BEGIN Records to use

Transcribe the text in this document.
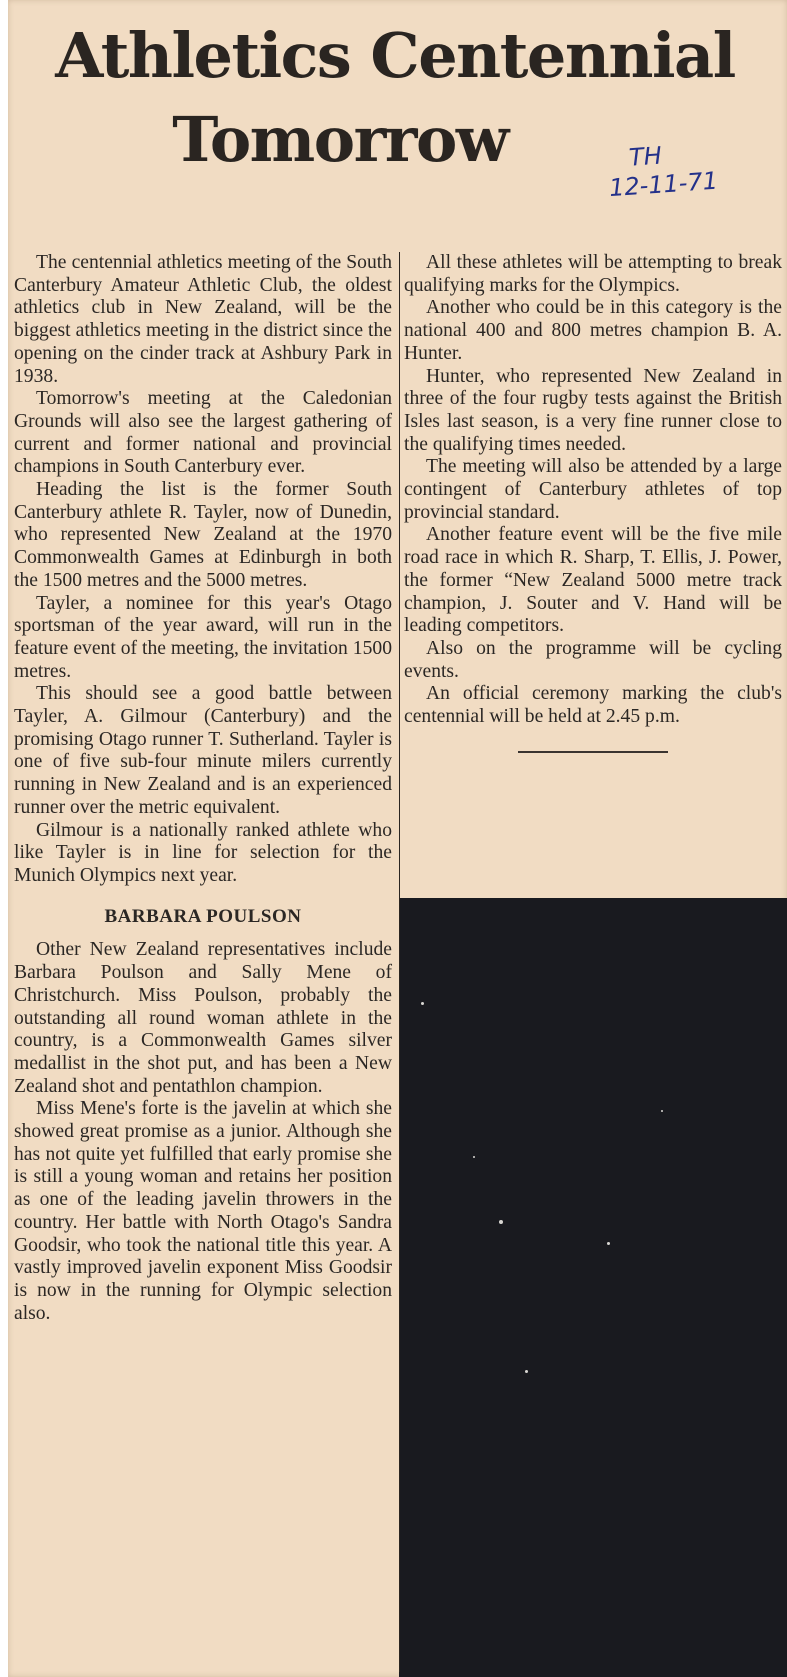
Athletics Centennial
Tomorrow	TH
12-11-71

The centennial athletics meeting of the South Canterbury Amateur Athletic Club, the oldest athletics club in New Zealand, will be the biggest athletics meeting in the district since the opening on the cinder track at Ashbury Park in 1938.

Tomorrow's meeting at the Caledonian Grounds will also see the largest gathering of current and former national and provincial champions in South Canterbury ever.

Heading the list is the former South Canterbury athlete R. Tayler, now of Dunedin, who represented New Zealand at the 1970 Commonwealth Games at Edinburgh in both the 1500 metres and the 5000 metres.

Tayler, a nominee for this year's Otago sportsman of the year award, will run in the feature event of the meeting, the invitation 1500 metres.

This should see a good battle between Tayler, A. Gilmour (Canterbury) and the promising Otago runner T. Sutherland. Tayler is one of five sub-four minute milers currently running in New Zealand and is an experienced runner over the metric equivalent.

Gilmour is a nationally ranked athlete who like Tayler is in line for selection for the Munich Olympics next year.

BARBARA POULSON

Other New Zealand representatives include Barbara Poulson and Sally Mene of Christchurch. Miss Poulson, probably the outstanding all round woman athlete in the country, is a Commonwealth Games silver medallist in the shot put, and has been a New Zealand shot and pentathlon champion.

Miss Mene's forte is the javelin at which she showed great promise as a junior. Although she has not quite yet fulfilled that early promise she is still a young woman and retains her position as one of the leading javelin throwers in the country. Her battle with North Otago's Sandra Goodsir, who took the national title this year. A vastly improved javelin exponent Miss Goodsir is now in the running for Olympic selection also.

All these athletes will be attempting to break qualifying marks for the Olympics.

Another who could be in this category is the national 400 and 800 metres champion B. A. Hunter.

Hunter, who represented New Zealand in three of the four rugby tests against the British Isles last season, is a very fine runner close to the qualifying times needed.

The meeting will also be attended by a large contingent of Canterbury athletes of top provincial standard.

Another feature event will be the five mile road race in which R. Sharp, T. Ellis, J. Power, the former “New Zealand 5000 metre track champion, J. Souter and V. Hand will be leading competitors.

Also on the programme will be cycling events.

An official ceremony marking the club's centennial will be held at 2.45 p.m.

END Records to use
BEGIN Records to use

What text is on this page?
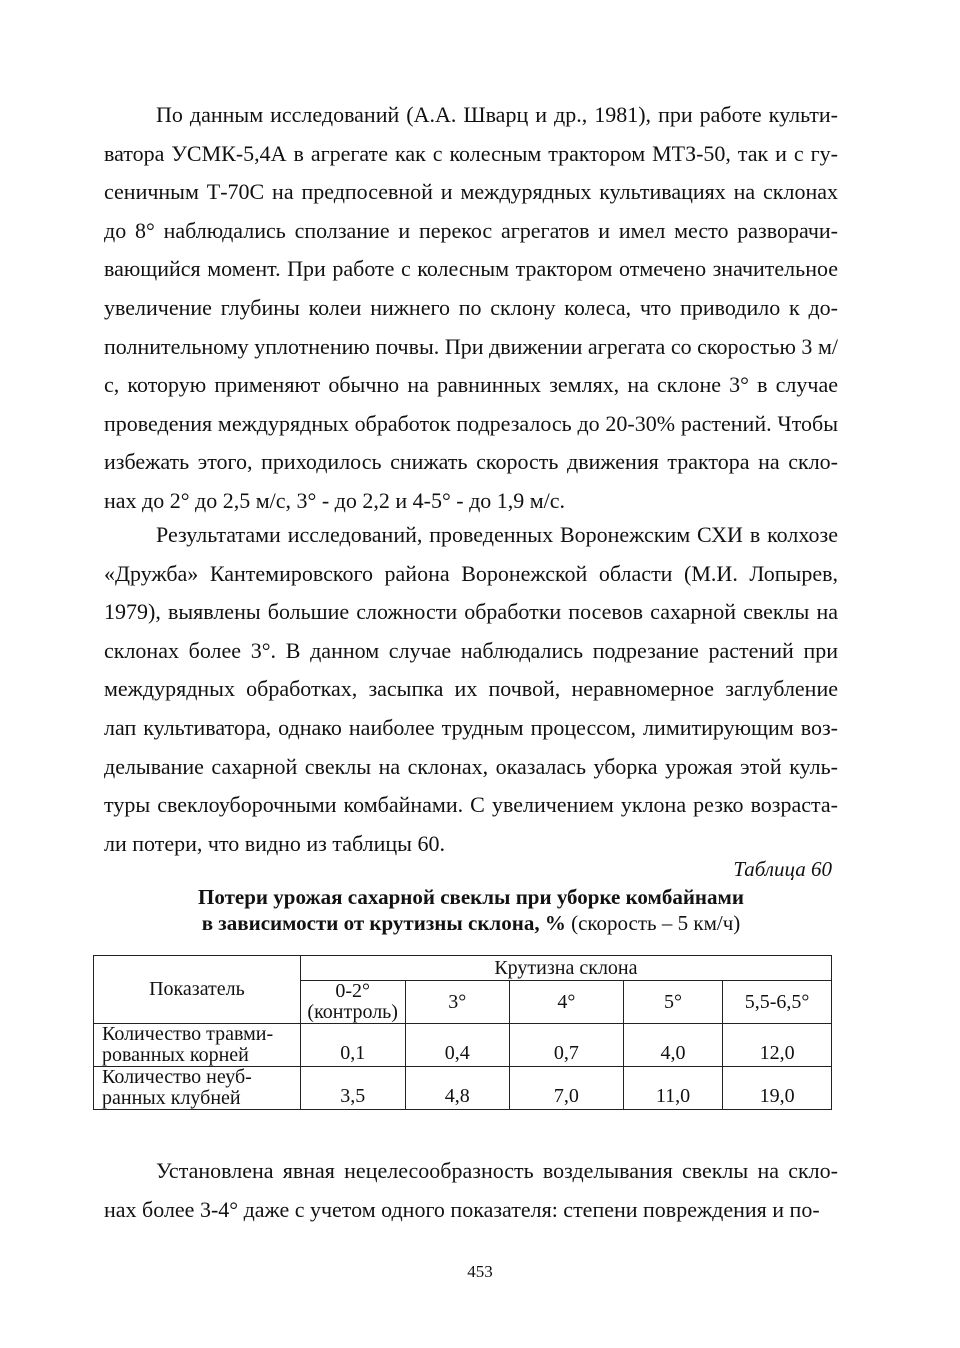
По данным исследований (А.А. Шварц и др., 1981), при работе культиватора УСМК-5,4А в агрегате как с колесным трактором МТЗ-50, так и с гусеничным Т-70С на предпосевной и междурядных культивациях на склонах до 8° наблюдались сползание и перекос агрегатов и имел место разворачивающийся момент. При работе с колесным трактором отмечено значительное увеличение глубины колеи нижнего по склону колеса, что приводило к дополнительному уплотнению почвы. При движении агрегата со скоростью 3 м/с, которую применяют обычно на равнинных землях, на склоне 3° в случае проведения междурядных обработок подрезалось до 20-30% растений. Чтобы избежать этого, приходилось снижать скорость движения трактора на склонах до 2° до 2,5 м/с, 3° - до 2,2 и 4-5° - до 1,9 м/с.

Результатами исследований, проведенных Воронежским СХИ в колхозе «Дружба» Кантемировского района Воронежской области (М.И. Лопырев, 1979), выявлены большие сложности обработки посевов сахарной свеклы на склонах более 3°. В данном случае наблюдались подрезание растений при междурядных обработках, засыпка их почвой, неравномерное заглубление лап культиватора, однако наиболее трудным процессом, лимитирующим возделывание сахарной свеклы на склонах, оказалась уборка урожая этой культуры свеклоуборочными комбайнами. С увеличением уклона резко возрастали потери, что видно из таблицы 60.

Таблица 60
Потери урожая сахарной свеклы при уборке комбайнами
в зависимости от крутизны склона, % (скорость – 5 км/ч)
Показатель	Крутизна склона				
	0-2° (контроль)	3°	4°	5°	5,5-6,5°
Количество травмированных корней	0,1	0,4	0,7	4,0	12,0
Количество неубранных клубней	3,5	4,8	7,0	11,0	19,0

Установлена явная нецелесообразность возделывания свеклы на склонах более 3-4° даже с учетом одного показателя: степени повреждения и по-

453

END Records to use

Look above for every line with the word "year" and copy it.

Answer for this exercise:
Tayler, a nominee for this year's Otago sportsman of the year award, will run in the feature event of the meeting, the invitation 1500 metres.
Gilmour is a nationally ranked athlete who like Tayler is in line for selection for the Munich Olympics next year.
Miss Mene's forte is the javelin at which she showed great promise as a junior. Although she has not quite yet fulfilled that early promise she is still a young woman and retains her position as one of the leading javelin throwers in the country. Her battle with North Otago's Sandra Goodsir, who took the national title this year. A vastly improved javelin exponent Miss Goodsir is now in the running for Olympic selection also.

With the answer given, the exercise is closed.